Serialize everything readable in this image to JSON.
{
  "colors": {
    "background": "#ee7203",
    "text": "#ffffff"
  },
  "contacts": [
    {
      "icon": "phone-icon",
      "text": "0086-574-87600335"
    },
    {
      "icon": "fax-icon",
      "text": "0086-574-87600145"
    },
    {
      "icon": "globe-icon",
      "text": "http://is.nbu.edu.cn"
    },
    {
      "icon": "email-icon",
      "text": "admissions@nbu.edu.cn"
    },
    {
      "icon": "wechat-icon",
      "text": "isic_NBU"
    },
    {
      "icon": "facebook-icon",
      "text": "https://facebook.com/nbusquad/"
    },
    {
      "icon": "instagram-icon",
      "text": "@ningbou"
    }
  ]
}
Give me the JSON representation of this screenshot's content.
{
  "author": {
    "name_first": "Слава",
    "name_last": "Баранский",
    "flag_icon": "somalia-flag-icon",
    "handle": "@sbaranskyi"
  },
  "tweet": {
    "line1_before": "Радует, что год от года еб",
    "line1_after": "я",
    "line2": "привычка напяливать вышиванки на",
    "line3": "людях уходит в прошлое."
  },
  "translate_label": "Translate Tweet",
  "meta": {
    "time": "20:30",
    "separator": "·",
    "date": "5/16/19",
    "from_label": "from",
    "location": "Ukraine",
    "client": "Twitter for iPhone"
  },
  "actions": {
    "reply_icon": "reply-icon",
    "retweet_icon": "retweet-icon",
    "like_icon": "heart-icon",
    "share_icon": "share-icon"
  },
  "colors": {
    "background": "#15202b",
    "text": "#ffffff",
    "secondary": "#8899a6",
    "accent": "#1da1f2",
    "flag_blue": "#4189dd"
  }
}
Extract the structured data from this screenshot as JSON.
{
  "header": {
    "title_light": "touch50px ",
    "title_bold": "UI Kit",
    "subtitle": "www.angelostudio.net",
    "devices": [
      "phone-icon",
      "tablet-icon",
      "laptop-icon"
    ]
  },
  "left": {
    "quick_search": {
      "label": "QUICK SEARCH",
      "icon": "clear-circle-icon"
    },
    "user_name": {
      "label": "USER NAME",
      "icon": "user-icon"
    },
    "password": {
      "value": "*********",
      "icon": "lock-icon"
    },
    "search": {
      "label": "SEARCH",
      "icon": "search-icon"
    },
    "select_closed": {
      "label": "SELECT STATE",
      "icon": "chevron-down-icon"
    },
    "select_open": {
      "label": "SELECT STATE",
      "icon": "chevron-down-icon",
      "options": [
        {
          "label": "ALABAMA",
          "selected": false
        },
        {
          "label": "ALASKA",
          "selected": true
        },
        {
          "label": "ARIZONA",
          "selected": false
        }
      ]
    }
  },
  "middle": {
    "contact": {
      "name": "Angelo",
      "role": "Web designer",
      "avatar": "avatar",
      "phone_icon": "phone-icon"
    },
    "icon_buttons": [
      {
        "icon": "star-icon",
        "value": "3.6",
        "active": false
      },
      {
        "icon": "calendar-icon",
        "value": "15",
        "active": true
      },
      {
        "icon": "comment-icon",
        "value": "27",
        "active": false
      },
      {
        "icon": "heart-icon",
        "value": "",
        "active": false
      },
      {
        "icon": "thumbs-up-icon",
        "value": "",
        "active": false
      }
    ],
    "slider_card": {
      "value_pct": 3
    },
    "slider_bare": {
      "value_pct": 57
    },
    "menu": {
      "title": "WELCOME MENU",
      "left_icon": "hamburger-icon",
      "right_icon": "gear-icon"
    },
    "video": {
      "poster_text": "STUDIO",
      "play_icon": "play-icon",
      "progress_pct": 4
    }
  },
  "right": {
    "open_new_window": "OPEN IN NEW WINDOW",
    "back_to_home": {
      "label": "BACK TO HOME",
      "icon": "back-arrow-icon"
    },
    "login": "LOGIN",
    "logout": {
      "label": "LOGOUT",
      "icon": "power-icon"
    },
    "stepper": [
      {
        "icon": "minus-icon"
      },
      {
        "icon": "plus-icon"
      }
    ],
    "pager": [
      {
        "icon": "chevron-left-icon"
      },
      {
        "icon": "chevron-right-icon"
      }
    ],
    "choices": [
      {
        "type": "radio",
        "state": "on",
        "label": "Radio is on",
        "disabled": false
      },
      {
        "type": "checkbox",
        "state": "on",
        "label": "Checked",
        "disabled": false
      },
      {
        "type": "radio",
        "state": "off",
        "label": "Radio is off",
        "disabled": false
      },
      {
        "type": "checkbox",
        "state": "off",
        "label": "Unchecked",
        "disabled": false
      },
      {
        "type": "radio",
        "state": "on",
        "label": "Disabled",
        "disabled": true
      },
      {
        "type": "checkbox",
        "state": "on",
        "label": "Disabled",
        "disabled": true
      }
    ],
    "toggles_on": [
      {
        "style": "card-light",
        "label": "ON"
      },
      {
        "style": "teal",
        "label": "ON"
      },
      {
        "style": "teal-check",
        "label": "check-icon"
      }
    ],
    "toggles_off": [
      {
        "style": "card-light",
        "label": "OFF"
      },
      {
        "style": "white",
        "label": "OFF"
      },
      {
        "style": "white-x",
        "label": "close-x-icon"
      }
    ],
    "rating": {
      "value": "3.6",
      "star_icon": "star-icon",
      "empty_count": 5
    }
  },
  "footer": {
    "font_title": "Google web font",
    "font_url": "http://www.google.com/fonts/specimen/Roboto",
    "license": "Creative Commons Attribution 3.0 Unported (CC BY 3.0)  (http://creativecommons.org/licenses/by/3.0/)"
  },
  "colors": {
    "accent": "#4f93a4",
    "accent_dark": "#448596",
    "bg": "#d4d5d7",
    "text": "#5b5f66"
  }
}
* * * * *
[What needs to be done] Copy every line of the data that holds the string "from".

[Solution to this task]
    "from_label": "from",
Extract the structured data from this screenshot as JSON.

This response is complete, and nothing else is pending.